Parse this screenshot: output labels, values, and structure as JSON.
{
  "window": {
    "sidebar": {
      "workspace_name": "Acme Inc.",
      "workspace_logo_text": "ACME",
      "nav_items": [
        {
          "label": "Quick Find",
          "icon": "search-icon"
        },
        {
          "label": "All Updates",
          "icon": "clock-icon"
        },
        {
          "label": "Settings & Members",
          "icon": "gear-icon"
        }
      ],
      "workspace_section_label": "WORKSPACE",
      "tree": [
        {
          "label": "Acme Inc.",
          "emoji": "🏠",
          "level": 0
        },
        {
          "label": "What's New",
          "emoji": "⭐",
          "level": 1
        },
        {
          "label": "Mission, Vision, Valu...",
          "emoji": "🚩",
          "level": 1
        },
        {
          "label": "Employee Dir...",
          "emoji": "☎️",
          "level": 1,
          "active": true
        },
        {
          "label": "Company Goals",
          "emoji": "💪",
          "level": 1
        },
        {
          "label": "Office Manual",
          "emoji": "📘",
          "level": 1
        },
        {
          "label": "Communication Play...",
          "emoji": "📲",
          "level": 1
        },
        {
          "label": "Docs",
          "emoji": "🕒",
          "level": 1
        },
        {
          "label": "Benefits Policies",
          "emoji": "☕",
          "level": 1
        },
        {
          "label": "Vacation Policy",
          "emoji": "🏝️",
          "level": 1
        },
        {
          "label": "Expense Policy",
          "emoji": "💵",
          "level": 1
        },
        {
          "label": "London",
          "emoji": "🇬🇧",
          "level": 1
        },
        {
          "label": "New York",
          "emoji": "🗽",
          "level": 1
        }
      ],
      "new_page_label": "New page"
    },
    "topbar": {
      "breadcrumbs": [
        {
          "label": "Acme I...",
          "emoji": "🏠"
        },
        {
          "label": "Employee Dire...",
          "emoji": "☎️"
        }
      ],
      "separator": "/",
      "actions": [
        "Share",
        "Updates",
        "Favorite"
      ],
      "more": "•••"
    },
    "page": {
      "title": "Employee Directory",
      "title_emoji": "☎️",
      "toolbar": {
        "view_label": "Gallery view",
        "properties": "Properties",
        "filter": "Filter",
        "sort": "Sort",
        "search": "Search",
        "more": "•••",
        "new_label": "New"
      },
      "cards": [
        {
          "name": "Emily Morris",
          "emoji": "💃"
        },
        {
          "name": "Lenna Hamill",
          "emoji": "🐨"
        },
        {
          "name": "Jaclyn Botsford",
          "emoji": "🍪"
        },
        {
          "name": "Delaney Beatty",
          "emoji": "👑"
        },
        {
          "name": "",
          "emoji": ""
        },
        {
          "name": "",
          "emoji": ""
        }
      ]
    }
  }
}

★ ★ ★ ★ ★ ★ ★

_WORK TO COMPLETE_:
Take the entries above and copy them out exactly.

_SOLUTION TO THIS EXERCISE_:
Parse this screenshot: output labels, values, and structure as JSON.
{
  "window": {
    "sidebar": {
      "workspace_name": "Acme Inc.",
      "workspace_logo_text": "ACME",
      "nav_items": [
        {
          "label": "Quick Find",
          "icon": "search-icon"
        },
        {
          "label": "All Updates",
          "icon": "clock-icon"
        },
        {
          "label": "Settings & Members",
          "icon": "gear-icon"
        }
      ],
      "workspace_section_label": "WORKSPACE",
      "tree": [
        {
          "label": "Acme Inc.",
          "emoji": "🏠",
          "level": 0
        },
        {
          "label": "What's New",
          "emoji": "⭐",
          "level": 1
        },
        {
          "label": "Mission, Vision, Valu...",
          "emoji": "🚩",
          "level": 1
        },
        {
          "label": "Employee Dir...",
          "emoji": "☎️",
          "level": 1,
          "active": true
        },
        {
          "label": "Company Goals",
          "emoji": "💪",
          "level": 1
        },
        {
          "label": "Office Manual",
          "emoji": "📘",
          "level": 1
        },
        {
          "label": "Communication Play...",
          "emoji": "📲",
          "level": 1
        },
        {
          "label": "Docs",
          "emoji": "🕒",
          "level": 1
        },
        {
          "label": "Benefits Policies",
          "emoji": "☕",
          "level": 1
        },
        {
          "label": "Vacation Policy",
          "emoji": "🏝️",
          "level": 1
        },
        {
          "label": "Expense Policy",
          "emoji": "💵",
          "level": 1
        },
        {
          "label": "London",
          "emoji": "🇬🇧",
          "level": 1
        },
        {
          "label": "New York",
          "emoji": "🗽",
          "level": 1
        }
      ],
      "new_page_label": "New page"
    },
    "topbar": {
      "breadcrumbs": [
        {
          "label": "Acme I...",
          "emoji": "🏠"
        },
        {
          "label": "Employee Dire...",
          "emoji": "☎️"
        }
      ],
      "separator": "/",
      "actions": [
        "Share",
        "Updates",
        "Favorite"
      ],
      "more": "•••"
    },
    "page": {
      "title": "Employee Directory",
      "title_emoji": "☎️",
      "toolbar": {
        "view_label": "Gallery view",
        "properties": "Properties",
        "filter": "Filter",
        "sort": "Sort",
        "search": "Search",
        "more": "•••",
        "new_label": "New"
      },
      "cards": [
        {
          "name": "Emily Morris",
          "emoji": "💃"
        },
        {
          "name": "Lenna Hamill",
          "emoji": "🐨"
        },
        {
          "name": "Jaclyn Botsford",
          "emoji": "🍪"
        },
        {
          "name": "Delaney Beatty",
          "emoji": "👑"
        },
        {
          "name": "",
          "emoji": ""
        },
        {
          "name": "",
          "emoji": ""
        }
      ]
    }
  }
}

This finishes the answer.